Could you update every one of the records below so that each "legend-item" reads "legend-entry" instead, leaving everything else as it stands and omitting the pictures?

## start SUPPLIED RECORDS

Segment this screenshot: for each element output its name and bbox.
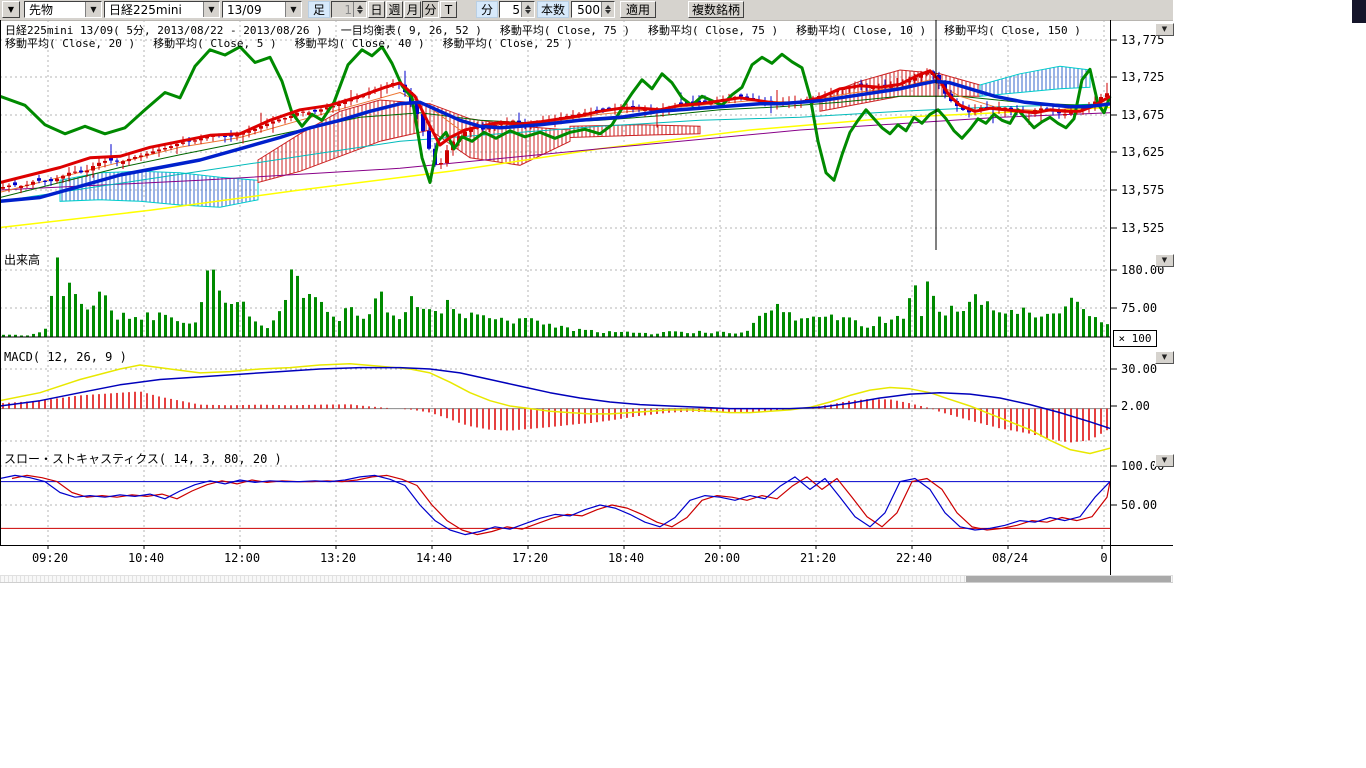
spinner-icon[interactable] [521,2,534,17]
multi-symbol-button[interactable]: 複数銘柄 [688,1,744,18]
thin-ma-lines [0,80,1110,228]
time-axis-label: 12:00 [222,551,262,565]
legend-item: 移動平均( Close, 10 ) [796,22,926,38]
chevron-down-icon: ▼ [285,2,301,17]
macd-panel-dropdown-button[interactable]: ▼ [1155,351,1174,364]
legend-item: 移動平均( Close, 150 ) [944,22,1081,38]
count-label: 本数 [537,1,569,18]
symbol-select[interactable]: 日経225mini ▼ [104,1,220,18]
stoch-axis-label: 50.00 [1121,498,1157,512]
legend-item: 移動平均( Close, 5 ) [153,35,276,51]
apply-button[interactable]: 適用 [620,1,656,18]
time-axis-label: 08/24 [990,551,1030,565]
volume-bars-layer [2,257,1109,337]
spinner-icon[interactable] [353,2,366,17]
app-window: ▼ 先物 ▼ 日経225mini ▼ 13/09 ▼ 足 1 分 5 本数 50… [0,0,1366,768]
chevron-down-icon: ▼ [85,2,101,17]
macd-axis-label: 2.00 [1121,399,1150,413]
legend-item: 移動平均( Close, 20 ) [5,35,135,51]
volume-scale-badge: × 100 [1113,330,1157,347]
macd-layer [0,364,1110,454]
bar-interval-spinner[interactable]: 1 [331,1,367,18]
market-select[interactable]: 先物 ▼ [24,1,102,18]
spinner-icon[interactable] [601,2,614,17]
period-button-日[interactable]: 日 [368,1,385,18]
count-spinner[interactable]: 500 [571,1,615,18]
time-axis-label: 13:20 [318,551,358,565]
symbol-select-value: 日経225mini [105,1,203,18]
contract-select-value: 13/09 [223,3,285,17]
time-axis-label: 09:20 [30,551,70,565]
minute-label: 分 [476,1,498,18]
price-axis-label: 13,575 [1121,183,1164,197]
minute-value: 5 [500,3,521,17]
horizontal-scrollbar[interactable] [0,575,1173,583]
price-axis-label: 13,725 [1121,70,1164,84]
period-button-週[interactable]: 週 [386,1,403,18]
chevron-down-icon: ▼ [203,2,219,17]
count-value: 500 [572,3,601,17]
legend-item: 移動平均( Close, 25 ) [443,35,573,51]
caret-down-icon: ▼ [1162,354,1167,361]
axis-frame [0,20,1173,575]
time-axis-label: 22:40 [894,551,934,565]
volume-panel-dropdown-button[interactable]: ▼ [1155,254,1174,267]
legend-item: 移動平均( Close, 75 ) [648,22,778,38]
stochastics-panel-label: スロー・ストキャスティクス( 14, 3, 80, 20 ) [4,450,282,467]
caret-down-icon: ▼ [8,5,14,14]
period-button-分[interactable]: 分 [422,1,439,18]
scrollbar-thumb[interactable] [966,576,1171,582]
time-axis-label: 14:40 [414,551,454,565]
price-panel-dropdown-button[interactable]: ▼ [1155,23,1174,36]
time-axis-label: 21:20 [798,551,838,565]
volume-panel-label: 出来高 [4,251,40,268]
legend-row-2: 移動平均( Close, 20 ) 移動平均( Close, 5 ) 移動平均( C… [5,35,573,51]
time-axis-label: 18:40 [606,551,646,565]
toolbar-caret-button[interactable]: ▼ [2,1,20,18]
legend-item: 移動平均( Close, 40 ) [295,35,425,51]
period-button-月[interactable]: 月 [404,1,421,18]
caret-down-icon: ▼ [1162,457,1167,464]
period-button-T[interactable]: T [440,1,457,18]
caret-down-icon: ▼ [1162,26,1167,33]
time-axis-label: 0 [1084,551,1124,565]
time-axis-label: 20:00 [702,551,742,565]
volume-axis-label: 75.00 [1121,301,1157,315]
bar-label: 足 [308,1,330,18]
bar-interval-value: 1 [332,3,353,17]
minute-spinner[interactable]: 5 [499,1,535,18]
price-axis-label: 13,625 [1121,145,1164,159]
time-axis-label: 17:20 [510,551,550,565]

## end SUPPLIED RECORDS

EXERCISE ANSWER
Segment this screenshot: for each element output its name and bbox.
spinner-icon[interactable] [521,2,534,17]
multi-symbol-button[interactable]: 複数銘柄 [688,1,744,18]
thin-ma-lines [0,80,1110,228]
time-axis-label: 12:00 [222,551,262,565]
legend-entry: 移動平均( Close, 10 ) [796,22,926,38]
chevron-down-icon: ▼ [285,2,301,17]
macd-panel-dropdown-button[interactable]: ▼ [1155,351,1174,364]
legend-entry: 移動平均( Close, 150 ) [944,22,1081,38]
count-label: 本数 [537,1,569,18]
symbol-select[interactable]: 日経225mini ▼ [104,1,220,18]
stoch-axis-label: 50.00 [1121,498,1157,512]
legend-entry: 移動平均( Close, 5 ) [153,35,276,51]
apply-button[interactable]: 適用 [620,1,656,18]
time-axis-label: 08/24 [990,551,1030,565]
volume-bars-layer [2,257,1109,337]
spinner-icon[interactable] [353,2,366,17]
app-window: ▼ 先物 ▼ 日経225mini ▼ 13/09 ▼ 足 1 分 5 本数 50… [0,0,1366,768]
chevron-down-icon: ▼ [85,2,101,17]
macd-axis-label: 2.00 [1121,399,1150,413]
legend-entry: 移動平均( Close, 20 ) [5,35,135,51]
volume-scale-badge: × 100 [1113,330,1157,347]
macd-layer [0,364,1110,454]
bar-interval-spinner[interactable]: 1 [331,1,367,18]
market-select[interactable]: 先物 ▼ [24,1,102,18]
spinner-icon[interactable] [601,2,614,17]
period-button-日[interactable]: 日 [368,1,385,18]
count-spinner[interactable]: 500 [571,1,615,18]
time-axis-label: 13:20 [318,551,358,565]
symbol-select-value: 日経225mini [105,1,203,18]
contract-select-value: 13/09 [223,3,285,17]
time-axis-label: 09:20 [30,551,70,565]
minute-label: 分 [476,1,498,18]
price-axis-label: 13,575 [1121,183,1164,197]
minute-value: 5 [500,3,521,17]
horizontal-scrollbar[interactable] [0,575,1173,583]
price-axis-label: 13,725 [1121,70,1164,84]
period-button-週[interactable]: 週 [386,1,403,18]
chevron-down-icon: ▼ [203,2,219,17]
count-value: 500 [572,3,601,17]
legend-entry: 移動平均( Close, 25 ) [443,35,573,51]
caret-down-icon: ▼ [1162,354,1167,361]
axis-frame [0,20,1173,575]
time-axis-label: 22:40 [894,551,934,565]
volume-panel-dropdown-button[interactable]: ▼ [1155,254,1174,267]
legend-entry: 移動平均( Close, 75 ) [648,22,778,38]
stochastics-panel-label: スロー・ストキャスティクス( 14, 3, 80, 20 ) [4,450,282,467]
caret-down-icon: ▼ [8,5,14,14]
period-button-分[interactable]: 分 [422,1,439,18]
scrollbar-thumb[interactable] [966,576,1171,582]
time-axis-label: 14:40 [414,551,454,565]
price-panel-dropdown-button[interactable]: ▼ [1155,23,1174,36]
time-axis-label: 21:20 [798,551,838,565]
volume-panel-label: 出来高 [4,251,40,268]
legend-row-2: 移動平均( Close, 20 ) 移動平均( Close, 5 ) 移動平均( C… [5,35,573,51]
time-axis-label: 18:40 [606,551,646,565]
toolbar-caret-button[interactable]: ▼ [2,1,20,18]
legend-entry: 移動平均( Close, 40 ) [295,35,425,51]
period-button-月[interactable]: 月 [404,1,421,18]
caret-down-icon: ▼ [1162,457,1167,464]
period-button-T[interactable]: T [440,1,457,18]
caret-down-icon: ▼ [1162,26,1167,33]
time-axis-label: 0 [1084,551,1124,565]
time-axis-label: 20:00 [702,551,742,565]
volume-axis-label: 75.00 [1121,301,1157,315]
bar-label: 足 [308,1,330,18]
bar-interval-value: 1 [332,3,353,17]
minute-spinner[interactable]: 5 [499,1,535,18]
price-axis-label: 13,625 [1121,145,1164,159]
time-axis-label: 17:20 [510,551,550,565]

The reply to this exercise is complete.